**What the task asks:**
Write down every entry below once more, exactly.

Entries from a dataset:
..............................
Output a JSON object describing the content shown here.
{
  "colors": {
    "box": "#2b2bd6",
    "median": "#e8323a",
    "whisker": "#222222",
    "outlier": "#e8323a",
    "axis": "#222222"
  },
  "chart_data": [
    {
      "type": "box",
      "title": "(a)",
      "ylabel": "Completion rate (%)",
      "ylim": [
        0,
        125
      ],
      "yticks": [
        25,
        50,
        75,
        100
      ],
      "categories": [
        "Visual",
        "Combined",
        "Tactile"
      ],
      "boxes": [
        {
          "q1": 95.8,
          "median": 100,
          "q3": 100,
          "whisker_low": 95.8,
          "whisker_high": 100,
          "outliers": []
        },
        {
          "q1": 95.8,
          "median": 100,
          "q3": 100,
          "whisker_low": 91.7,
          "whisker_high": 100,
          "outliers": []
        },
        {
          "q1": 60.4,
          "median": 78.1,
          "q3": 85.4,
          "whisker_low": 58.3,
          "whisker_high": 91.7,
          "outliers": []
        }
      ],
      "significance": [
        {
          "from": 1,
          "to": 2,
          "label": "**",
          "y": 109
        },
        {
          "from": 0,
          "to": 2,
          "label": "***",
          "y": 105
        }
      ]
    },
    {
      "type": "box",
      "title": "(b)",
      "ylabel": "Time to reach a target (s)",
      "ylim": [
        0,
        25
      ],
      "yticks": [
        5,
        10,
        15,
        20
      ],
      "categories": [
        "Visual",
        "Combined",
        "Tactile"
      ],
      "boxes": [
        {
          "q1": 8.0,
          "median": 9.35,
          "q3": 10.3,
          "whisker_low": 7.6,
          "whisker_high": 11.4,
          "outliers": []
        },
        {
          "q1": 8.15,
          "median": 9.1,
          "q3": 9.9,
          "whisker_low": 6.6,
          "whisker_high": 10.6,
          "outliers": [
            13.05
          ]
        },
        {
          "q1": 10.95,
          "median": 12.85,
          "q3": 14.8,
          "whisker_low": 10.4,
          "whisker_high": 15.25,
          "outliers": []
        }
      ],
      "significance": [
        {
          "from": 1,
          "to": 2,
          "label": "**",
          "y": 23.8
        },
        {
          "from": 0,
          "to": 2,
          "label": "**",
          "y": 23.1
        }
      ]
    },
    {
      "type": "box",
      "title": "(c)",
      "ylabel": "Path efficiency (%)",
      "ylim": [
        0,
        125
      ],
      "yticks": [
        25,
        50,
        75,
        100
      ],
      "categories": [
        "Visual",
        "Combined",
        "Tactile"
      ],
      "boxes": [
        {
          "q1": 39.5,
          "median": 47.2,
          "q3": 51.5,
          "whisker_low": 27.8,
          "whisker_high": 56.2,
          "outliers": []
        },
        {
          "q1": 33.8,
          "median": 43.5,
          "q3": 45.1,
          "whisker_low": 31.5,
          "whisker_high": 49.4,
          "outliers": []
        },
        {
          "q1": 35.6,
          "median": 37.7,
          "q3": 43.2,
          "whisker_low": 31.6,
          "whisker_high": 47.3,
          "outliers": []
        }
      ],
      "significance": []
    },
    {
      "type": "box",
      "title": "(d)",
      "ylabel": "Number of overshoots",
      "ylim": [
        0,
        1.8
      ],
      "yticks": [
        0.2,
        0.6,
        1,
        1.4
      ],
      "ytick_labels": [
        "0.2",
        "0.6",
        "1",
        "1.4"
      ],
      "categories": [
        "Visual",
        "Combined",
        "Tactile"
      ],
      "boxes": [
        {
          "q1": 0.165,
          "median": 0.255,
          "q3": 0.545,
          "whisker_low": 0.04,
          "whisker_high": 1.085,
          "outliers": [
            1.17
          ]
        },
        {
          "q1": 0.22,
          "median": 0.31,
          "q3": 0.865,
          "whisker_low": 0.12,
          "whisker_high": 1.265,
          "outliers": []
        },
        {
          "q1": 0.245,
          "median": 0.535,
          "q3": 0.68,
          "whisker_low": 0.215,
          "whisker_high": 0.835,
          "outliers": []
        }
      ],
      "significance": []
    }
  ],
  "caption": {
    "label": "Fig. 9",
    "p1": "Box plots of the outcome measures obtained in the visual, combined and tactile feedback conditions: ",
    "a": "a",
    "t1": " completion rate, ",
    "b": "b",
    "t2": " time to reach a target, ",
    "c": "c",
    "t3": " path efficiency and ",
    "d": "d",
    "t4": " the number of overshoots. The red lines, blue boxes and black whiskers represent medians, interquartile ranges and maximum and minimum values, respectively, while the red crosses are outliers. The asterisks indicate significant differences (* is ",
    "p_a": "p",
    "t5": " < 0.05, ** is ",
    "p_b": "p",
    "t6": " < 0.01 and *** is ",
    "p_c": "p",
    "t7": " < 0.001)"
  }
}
..............................
**Expected output:**
Output a JSON object describing the content shown here.
{
  "colors": {
    "box": "#2b2bd6",
    "median": "#e8323a",
    "whisker": "#222222",
    "outlier": "#e8323a",
    "axis": "#222222"
  },
  "chart_data": [
    {
      "type": "box",
      "title": "(a)",
      "ylabel": "Completion rate (%)",
      "ylim": [
        0,
        125
      ],
      "yticks": [
        25,
        50,
        75,
        100
      ],
      "categories": [
        "Visual",
        "Combined",
        "Tactile"
      ],
      "boxes": [
        {
          "q1": 95.8,
          "median": 100,
          "q3": 100,
          "whisker_low": 95.8,
          "whisker_high": 100,
          "outliers": []
        },
        {
          "q1": 95.8,
          "median": 100,
          "q3": 100,
          "whisker_low": 91.7,
          "whisker_high": 100,
          "outliers": []
        },
        {
          "q1": 60.4,
          "median": 78.1,
          "q3": 85.4,
          "whisker_low": 58.3,
          "whisker_high": 91.7,
          "outliers": []
        }
      ],
      "significance": [
        {
          "from": 1,
          "to": 2,
          "label": "**",
          "y": 109
        },
        {
          "from": 0,
          "to": 2,
          "label": "***",
          "y": 105
        }
      ]
    },
    {
      "type": "box",
      "title": "(b)",
      "ylabel": "Time to reach a target (s)",
      "ylim": [
        0,
        25
      ],
      "yticks": [
        5,
        10,
        15,
        20
      ],
      "categories": [
        "Visual",
        "Combined",
        "Tactile"
      ],
      "boxes": [
        {
          "q1": 8.0,
          "median": 9.35,
          "q3": 10.3,
          "whisker_low": 7.6,
          "whisker_high": 11.4,
          "outliers": []
        },
        {
          "q1": 8.15,
          "median": 9.1,
          "q3": 9.9,
          "whisker_low": 6.6,
          "whisker_high": 10.6,
          "outliers": [
            13.05
          ]
        },
        {
          "q1": 10.95,
          "median": 12.85,
          "q3": 14.8,
          "whisker_low": 10.4,
          "whisker_high": 15.25,
          "outliers": []
        }
      ],
      "significance": [
        {
          "from": 1,
          "to": 2,
          "label": "**",
          "y": 23.8
        },
        {
          "from": 0,
          "to": 2,
          "label": "**",
          "y": 23.1
        }
      ]
    },
    {
      "type": "box",
      "title": "(c)",
      "ylabel": "Path efficiency (%)",
      "ylim": [
        0,
        125
      ],
      "yticks": [
        25,
        50,
        75,
        100
      ],
      "categories": [
        "Visual",
        "Combined",
        "Tactile"
      ],
      "boxes": [
        {
          "q1": 39.5,
          "median": 47.2,
          "q3": 51.5,
          "whisker_low": 27.8,
          "whisker_high": 56.2,
          "outliers": []
        },
        {
          "q1": 33.8,
          "median": 43.5,
          "q3": 45.1,
          "whisker_low": 31.5,
          "whisker_high": 49.4,
          "outliers": []
        },
        {
          "q1": 35.6,
          "median": 37.7,
          "q3": 43.2,
          "whisker_low": 31.6,
          "whisker_high": 47.3,
          "outliers": []
        }
      ],
      "significance": []
    },
    {
      "type": "box",
      "title": "(d)",
      "ylabel": "Number of overshoots",
      "ylim": [
        0,
        1.8
      ],
      "yticks": [
        0.2,
        0.6,
        1,
        1.4
      ],
      "ytick_labels": [
        "0.2",
        "0.6",
        "1",
        "1.4"
      ],
      "categories": [
        "Visual",
        "Combined",
        "Tactile"
      ],
      "boxes": [
        {
          "q1": 0.165,
          "median": 0.255,
          "q3": 0.545,
          "whisker_low": 0.04,
          "whisker_high": 1.085,
          "outliers": [
            1.17
          ]
        },
        {
          "q1": 0.22,
          "median": 0.31,
          "q3": 0.865,
          "whisker_low": 0.12,
          "whisker_high": 1.265,
          "outliers": []
        },
        {
          "q1": 0.245,
          "median": 0.535,
          "q3": 0.68,
          "whisker_low": 0.215,
          "whisker_high": 0.835,
          "outliers": []
        }
      ],
      "significance": []
    }
  ],
  "caption": {
    "label": "Fig. 9",
    "p1": "Box plots of the outcome measures obtained in the visual, combined and tactile feedback conditions: ",
    "a": "a",
    "t1": " completion rate, ",
    "b": "b",
    "t2": " time to reach a target, ",
    "c": "c",
    "t3": " path efficiency and ",
    "d": "d",
    "t4": " the number of overshoots. The red lines, blue boxes and black whiskers represent medians, interquartile ranges and maximum and minimum values, respectively, while the red crosses are outliers. The asterisks indicate significant differences (* is ",
    "p_a": "p",
    "t5": " < 0.05, ** is ",
    "p_b": "p",
    "t6": " < 0.01 and *** is ",
    "p_c": "p",
    "t7": " < 0.001)"
  }
}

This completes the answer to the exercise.